(Records from a collection)
+ + +
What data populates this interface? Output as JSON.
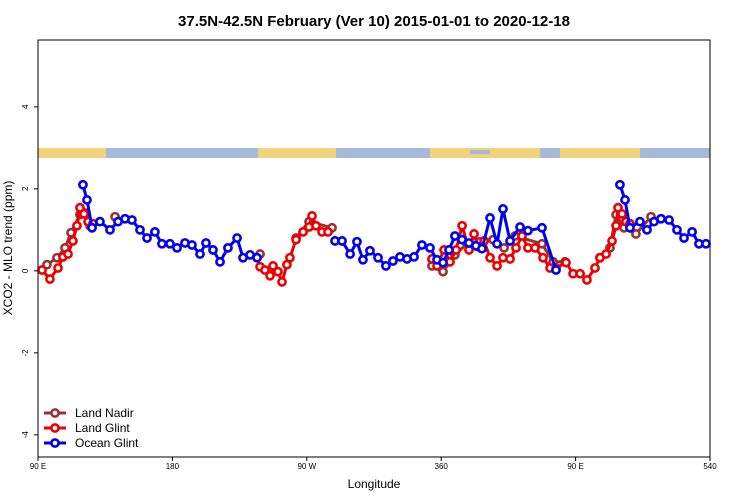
{
  "chart_data": {
    "type": "line",
    "title": "37.5N-42.5N February (Ver 10)   2015-01-01 to 2020-12-18",
    "x_label": "Longitude",
    "y_label": "XCO2 - MLO trend (ppm)",
    "xlim": [
      90,
      540
    ],
    "ylim": [
      -4.54,
      5.63
    ],
    "xticks": [
      {
        "value": 90,
        "label": "90 E"
      },
      180,
      {
        "value": 270,
        "label": "90 W"
      },
      360,
      {
        "value": 450,
        "label": "90 E"
      },
      540
    ],
    "yticks": [
      -4,
      -2,
      0,
      2,
      4
    ],
    "legend": "bottom-left",
    "series": [
      {
        "name": "Land Nadir",
        "color": "#993333",
        "x": [
          96.0,
          102.7,
          108.1,
          112.1,
          118.1,
          121.5,
          124.8,
          130,
          141.6,
          150,
          238.7,
          250,
          262.8,
          271.5,
          286.9,
          300,
          353.8,
          361.2,
          369.2,
          377.2,
          385.9,
          394.7,
          402.1,
          409.4,
          427.5,
          434.9,
          442.9,
          455,
          466.3,
          473.0,
          477.1,
          482.4,
          490.4,
          500.5
        ],
        "values": [
          0.15,
          0.32,
          0.56,
          0.93,
          1.37,
          1.41,
          1.1,
          null,
          1.32,
          null,
          0.41,
          null,
          0.8,
          1.2,
          1.05,
          null,
          0.12,
          -0.02,
          0.39,
          0.66,
          0.71,
          0.76,
          0.56,
          0.85,
          0.66,
          0.22,
          0.22,
          null,
          0.32,
          0.56,
          1.37,
          1.05,
          0.9,
          1.32
        ]
      },
      {
        "name": "Land Glint",
        "color": "#ee0000",
        "x": [
          92.7,
          98.0,
          103.4,
          106.7,
          110.1,
          113.4,
          116.1,
          118.1,
          120.8,
          123.5,
          126.8,
          180,
          238.7,
          242.0,
          245.4,
          247.4,
          250.7,
          253.4,
          256.7,
          258.7,
          262.8,
          267.5,
          271.5,
          273.5,
          276.2,
          280.2,
          284.2,
          320,
          353.8,
          357.2,
          361.9,
          365.9,
          370.0,
          374.0,
          378.6,
          382.0,
          384.6,
          388.7,
          392.7,
          397.4,
          401.4,
          406.1,
          410.1,
          414.1,
          418.1,
          422.8,
          428.2,
          432.9,
          436.9,
          443.6,
          448.3,
          453.0,
          457.6,
          463.0,
          466.3,
          470.4,
          474.4,
          477.1,
          478.4,
          481.1,
          483.7,
          486.4
        ],
        "values": [
          0.02,
          -0.2,
          0.07,
          0.34,
          0.41,
          0.73,
          1.1,
          1.54,
          1.39,
          1.2,
          1.15,
          null,
          0.1,
          0.02,
          -0.12,
          0.12,
          -0.02,
          -0.27,
          0.15,
          0.32,
          0.76,
          0.95,
          1.07,
          1.34,
          1.1,
          0.95,
          0.95,
          null,
          0.29,
          0.12,
          0.51,
          0.22,
          0.51,
          1.1,
          0.51,
          0.9,
          0.59,
          0.73,
          0.32,
          0.12,
          0.32,
          0.29,
          0.56,
          0.85,
          0.56,
          0.56,
          0.32,
          0.07,
          0.07,
          0.2,
          -0.07,
          -0.07,
          -0.22,
          0.07,
          0.32,
          0.41,
          0.73,
          1.1,
          1.54,
          1.39,
          1.2,
          1.15
        ]
      },
      {
        "name": "Ocean Glint",
        "color": "#0000ee",
        "x": [
          120.1,
          122.8,
          126.2,
          131.5,
          138.2,
          143.6,
          148.3,
          152.9,
          158.3,
          163.0,
          168.3,
          173.0,
          178.4,
          183.1,
          188.4,
          193.1,
          198.5,
          202.5,
          207.2,
          211.9,
          217.2,
          223.3,
          227.3,
          232.0,
          236.7,
          260,
          288.9,
          293.6,
          299.0,
          303.6,
          307.6,
          312.3,
          317.7,
          323.0,
          327.7,
          332.4,
          337.1,
          341.8,
          347.1,
          352.5,
          357.2,
          361.2,
          365.2,
          369.2,
          373.9,
          378.6,
          383.3,
          387.3,
          392.7,
          397.4,
          401.4,
          406.1,
          412.8,
          418.1,
          427.5,
          436.9,
          460,
          479.7,
          483.1,
          486.4,
          493.1,
          497.8,
          502.5,
          507.2,
          512.6,
          517.9,
          522.6,
          528.0,
          532.6,
          537.3
        ],
        "values": [
          2.1,
          1.73,
          1.05,
          1.2,
          1.0,
          1.2,
          1.27,
          1.24,
          1.0,
          0.8,
          0.95,
          0.66,
          0.66,
          0.56,
          0.68,
          0.63,
          0.41,
          0.68,
          0.51,
          0.22,
          0.56,
          0.8,
          0.32,
          0.39,
          0.32,
          null,
          0.73,
          0.73,
          0.41,
          0.71,
          0.27,
          0.49,
          0.32,
          0.12,
          0.24,
          0.34,
          0.29,
          0.34,
          0.63,
          0.56,
          0.27,
          0.2,
          0.51,
          0.85,
          0.76,
          0.68,
          0.61,
          0.54,
          1.29,
          0.66,
          1.51,
          0.73,
          1.07,
          0.98,
          1.05,
          0.02,
          null,
          2.1,
          1.73,
          1.05,
          1.2,
          1.0,
          1.2,
          1.27,
          1.24,
          1.0,
          0.8,
          0.95,
          0.66,
          0.66
        ]
      }
    ]
  }
}
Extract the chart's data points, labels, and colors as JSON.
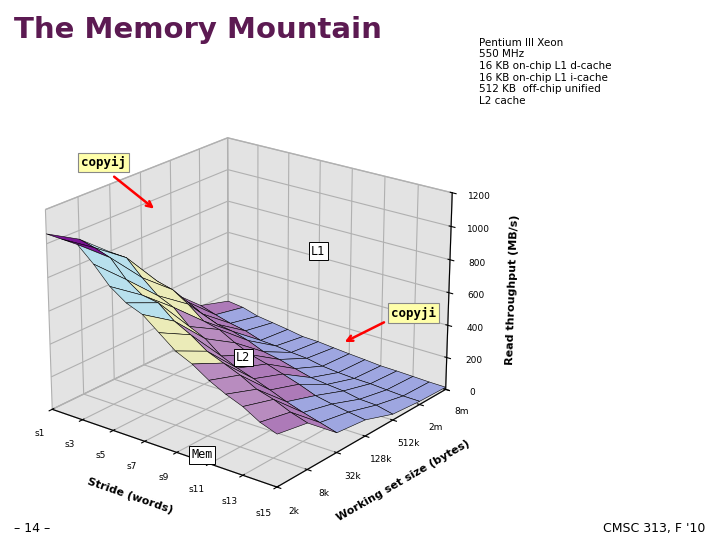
{
  "title": "The Memory Mountain",
  "title_color": "#5c1a52",
  "ylabel": "Read throughput (MB/s)",
  "xlabel": "Stride (words)",
  "zlabel": "Working set size (bytes)",
  "stride_labels": [
    "s1",
    "s3",
    "s5",
    "s7",
    "s9",
    "s11",
    "s13",
    "s15"
  ],
  "size_labels": [
    "2k",
    "8k",
    "32k",
    "128k",
    "512k",
    "2m",
    "8m"
  ],
  "ylim": [
    0,
    1200
  ],
  "yticks": [
    0,
    200,
    400,
    600,
    800,
    1000,
    1200
  ],
  "info_text": "Pentium III Xeon\n550 MHz\n16 KB on-chip L1 d-cache\n16 KB on-chip L1 i-cache\n512 KB  off-chip unified\nL2 cache",
  "footer_left": "– 14 –",
  "footer_right": "CMSC 313, F '10",
  "annotation_copyij": "copyij",
  "annotation_copyji": "copyji",
  "annotation_l1": "L1",
  "annotation_l2": "L2",
  "annotation_mem": "Mem",
  "bg_color": "#ffffff",
  "pane_color": "#c8c8c8"
}
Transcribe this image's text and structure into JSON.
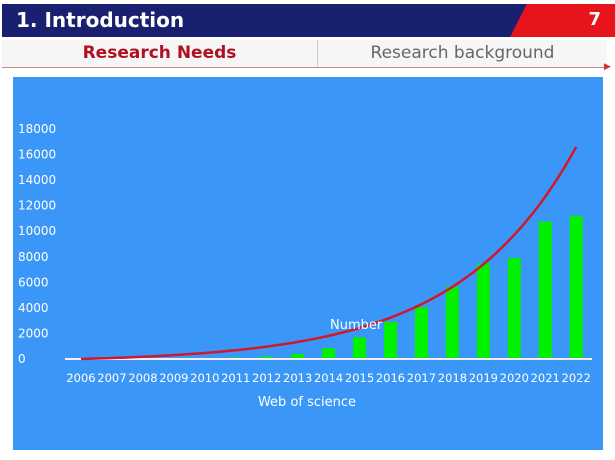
{
  "header": {
    "title": "1. Introduction",
    "page_number": "7"
  },
  "tabs": [
    {
      "label": "Research Needs",
      "active": true
    },
    {
      "label": "Research background",
      "active": false
    }
  ],
  "chart_data": {
    "type": "bar",
    "title": "",
    "xlabel": "Web of science",
    "ylabel": "",
    "series_label": "Number",
    "categories": [
      "2006",
      "2007",
      "2008",
      "2009",
      "2010",
      "2011",
      "2012",
      "2013",
      "2014",
      "2015",
      "2016",
      "2017",
      "2018",
      "2019",
      "2020",
      "2021",
      "2022"
    ],
    "values": [
      30,
      40,
      50,
      60,
      80,
      120,
      200,
      400,
      850,
      1700,
      2900,
      4050,
      5650,
      7450,
      7900,
      10750,
      11200
    ],
    "trend": {
      "type": "exponential",
      "start": 0,
      "end": 16600,
      "color": "#d0182a"
    },
    "ylim": [
      0,
      18000
    ],
    "yticks": [
      0,
      2000,
      4000,
      6000,
      8000,
      10000,
      12000,
      14000,
      16000,
      18000
    ],
    "bar_color": "#00f000",
    "background": "#3a97f8",
    "grid": false
  }
}
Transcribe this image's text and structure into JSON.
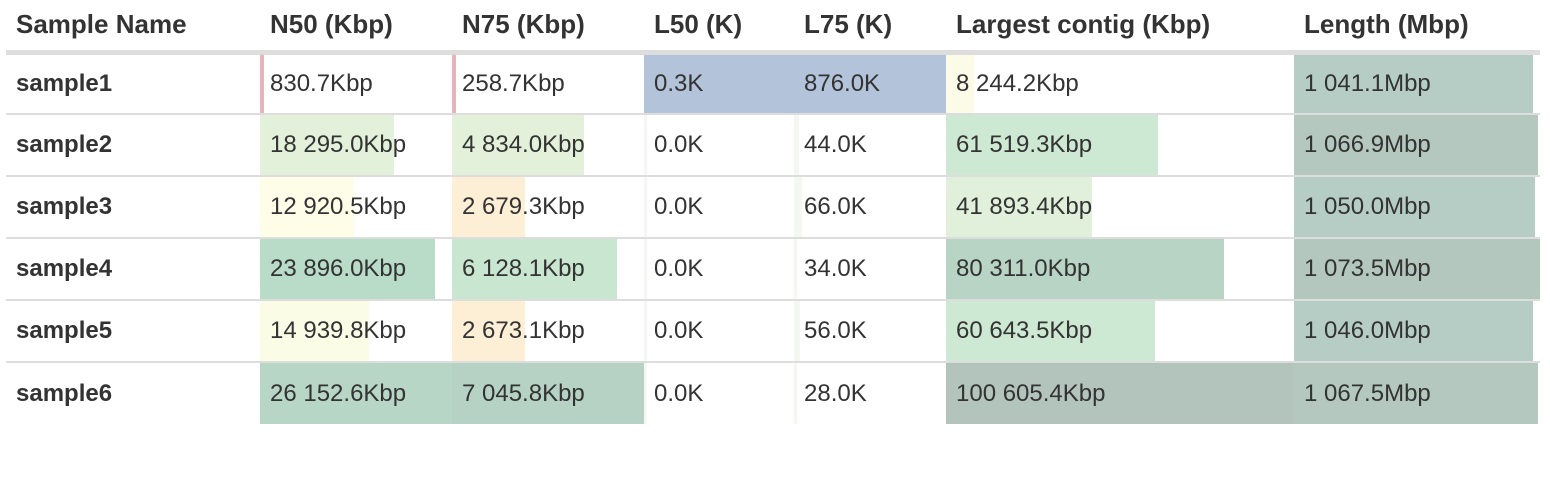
+ + +
▶ [EXERCISE PROMPT] Without the pictures, print the whole listing exactly as given.

▶ [FULL ANSWER]
What data populates this interface? Output as JSON.
{
  "chart_data": {
    "type": "line",
    "title": "37.5N-42.5N February (Ver 10)   2015-01-01 to 2020-12-18",
    "x_label": "Longitude",
    "y_label": "XCO2 - MLO trend (ppm)",
    "xlim": [
      90,
      540
    ],
    "ylim": [
      -4.54,
      5.63
    ],
    "xticks": [
      {
        "value": 90,
        "label": "90 E"
      },
      180,
      {
        "value": 270,
        "label": "90 W"
      },
      360,
      {
        "value": 450,
        "label": "90 E"
      },
      540
    ],
    "yticks": [
      -4,
      -2,
      0,
      2,
      4
    ],
    "legend": "bottom-left",
    "series": [
      {
        "name": "Land Nadir",
        "color": "#993333",
        "x": [
          96.0,
          102.7,
          108.1,
          112.1,
          118.1,
          121.5,
          124.8,
          130,
          141.6,
          150,
          238.7,
          250,
          262.8,
          271.5,
          286.9,
          300,
          353.8,
          361.2,
          369.2,
          377.2,
          385.9,
          394.7,
          402.1,
          409.4,
          427.5,
          434.9,
          442.9,
          455,
          466.3,
          473.0,
          477.1,
          482.4,
          490.4,
          500.5
        ],
        "values": [
          0.15,
          0.32,
          0.56,
          0.93,
          1.37,
          1.41,
          1.1,
          null,
          1.32,
          null,
          0.41,
          null,
          0.8,
          1.2,
          1.05,
          null,
          0.12,
          -0.02,
          0.39,
          0.66,
          0.71,
          0.76,
          0.56,
          0.85,
          0.66,
          0.22,
          0.22,
          null,
          0.32,
          0.56,
          1.37,
          1.05,
          0.9,
          1.32
        ]
      },
      {
        "name": "Land Glint",
        "color": "#ee0000",
        "x": [
          92.7,
          98.0,
          103.4,
          106.7,
          110.1,
          113.4,
          116.1,
          118.1,
          120.8,
          123.5,
          126.8,
          180,
          238.7,
          242.0,
          245.4,
          247.4,
          250.7,
          253.4,
          256.7,
          258.7,
          262.8,
          267.5,
          271.5,
          273.5,
          276.2,
          280.2,
          284.2,
          320,
          353.8,
          357.2,
          361.9,
          365.9,
          370.0,
          374.0,
          378.6,
          382.0,
          384.6,
          388.7,
          392.7,
          397.4,
          401.4,
          406.1,
          410.1,
          414.1,
          418.1,
          422.8,
          428.2,
          432.9,
          436.9,
          443.6,
          448.3,
          453.0,
          457.6,
          463.0,
          466.3,
          470.4,
          474.4,
          477.1,
          478.4,
          481.1,
          483.7,
          486.4
        ],
        "values": [
          0.02,
          -0.2,
          0.07,
          0.34,
          0.41,
          0.73,
          1.1,
          1.54,
          1.39,
          1.2,
          1.15,
          null,
          0.1,
          0.02,
          -0.12,
          0.12,
          -0.02,
          -0.27,
          0.15,
          0.32,
          0.76,
          0.95,
          1.07,
          1.34,
          1.1,
          0.95,
          0.95,
          null,
          0.29,
          0.12,
          0.51,
          0.22,
          0.51,
          1.1,
          0.51,
          0.9,
          0.59,
          0.73,
          0.32,
          0.12,
          0.32,
          0.29,
          0.56,
          0.85,
          0.56,
          0.56,
          0.32,
          0.07,
          0.07,
          0.2,
          -0.07,
          -0.07,
          -0.22,
          0.07,
          0.32,
          0.41,
          0.73,
          1.1,
          1.54,
          1.39,
          1.2,
          1.15
        ]
      },
      {
        "name": "Ocean Glint",
        "color": "#0000ee",
        "x": [
          120.1,
          122.8,
          126.2,
          131.5,
          138.2,
          143.6,
          148.3,
          152.9,
          158.3,
          163.0,
          168.3,
          173.0,
          178.4,
          183.1,
          188.4,
          193.1,
          198.5,
          202.5,
          207.2,
          211.9,
          217.2,
          223.3,
          227.3,
          232.0,
          236.7,
          260,
          288.9,
          293.6,
          299.0,
          303.6,
          307.6,
          312.3,
          317.7,
          323.0,
          327.7,
          332.4,
          337.1,
          341.8,
          347.1,
          352.5,
          357.2,
          361.2,
          365.2,
          369.2,
          373.9,
          378.6,
          383.3,
          387.3,
          392.7,
          397.4,
          401.4,
          406.1,
          412.8,
          418.1,
          427.5,
          436.9,
          460,
          479.7,
          483.1,
          486.4,
          493.1,
          497.8,
          502.5,
          507.2,
          512.6,
          517.9,
          522.6,
          528.0,
          532.6,
          537.3
        ],
        "values": [
          2.1,
          1.73,
          1.05,
          1.2,
          1.0,
          1.2,
          1.27,
          1.24,
          1.0,
          0.8,
          0.95,
          0.66,
          0.66,
          0.56,
          0.68,
          0.63,
          0.41,
          0.68,
          0.51,
          0.22,
          0.56,
          0.8,
          0.32,
          0.39,
          0.32,
          null,
          0.73,
          0.73,
          0.41,
          0.71,
          0.27,
          0.49,
          0.32,
          0.12,
          0.24,
          0.34,
          0.29,
          0.34,
          0.63,
          0.56,
          0.27,
          0.2,
          0.51,
          0.85,
          0.76,
          0.68,
          0.61,
          0.54,
          1.29,
          0.66,
          1.51,
          0.73,
          1.07,
          0.98,
          1.05,
          0.02,
          null,
          2.1,
          1.73,
          1.05,
          1.2,
          1.0,
          1.2,
          1.27,
          1.24,
          1.0,
          0.8,
          0.95,
          0.66,
          0.66
        ]
      }
    ]
  }
}
Extract the chart's data points, labels, and colors as JSON.
{
  "title": "The Memory Mountain",
  "title_color": "#5c1a52",
  "ylabel": "Read throughput (MB/s)",
  "xlabel": "Stride (words)",
  "zlabel": "Working set size (bytes)",
  "stride_labels": [
    "s1",
    "s3",
    "s5",
    "s7",
    "s9",
    "s11",
    "s13",
    "s15"
  ],
  "size_labels": [
    "2k",
    "8k",
    "32k",
    "128k",
    "512k",
    "2m",
    "8m"
  ],
  "ylim": [
    0,
    1200
  ],
  "yticks": [
    0,
    200,
    400,
    600,
    800,
    1000,
    1200
  ],
  "info_text": "Pentium III Xeon\n550 MHz\n16 KB on-chip L1 d-cache\n16 KB on-chip L1 i-cache\n512 KB  off-chip unified\nL2 cache",
  "footer_left": "– 14 –",
  "footer_right": "CMSC 313, F '10",
  "annotation_copyij": "copyij",
  "annotation_copyji": "copyji",
  "annotation_l1": "L1",
  "annotation_l2": "L2",
  "annotation_mem": "Mem",
  "bg_color": "#ffffff",
  "pane_color": "#c8c8c8"
}
Transcribe this image's text and structure into JSON.
{
  "header": {
    "title": "1. Introduction",
    "page_number": "7"
  },
  "tabs": [
    {
      "label": "Research Needs",
      "active": true
    },
    {
      "label": "Research background",
      "active": false
    }
  ],
  "chart_data": {
    "type": "bar",
    "title": "",
    "xlabel": "Web of science",
    "ylabel": "",
    "series_label": "Number",
    "categories": [
      "2006",
      "2007",
      "2008",
      "2009",
      "2010",
      "2011",
      "2012",
      "2013",
      "2014",
      "2015",
      "2016",
      "2017",
      "2018",
      "2019",
      "2020",
      "2021",
      "2022"
    ],
    "values": [
      30,
      40,
      50,
      60,
      80,
      120,
      200,
      400,
      850,
      1700,
      2900,
      4050,
      5650,
      7450,
      7900,
      10750,
      11200
    ],
    "trend": {
      "type": "exponential",
      "start": 0,
      "end": 16600,
      "color": "#d0182a"
    },
    "ylim": [
      0,
      18000
    ],
    "yticks": [
      0,
      2000,
      4000,
      6000,
      8000,
      10000,
      12000,
      14000,
      16000,
      18000
    ],
    "bar_color": "#00f000",
    "background": "#3a97f8",
    "grid": false
  }
}
Transcribe this image's text and structure into JSON.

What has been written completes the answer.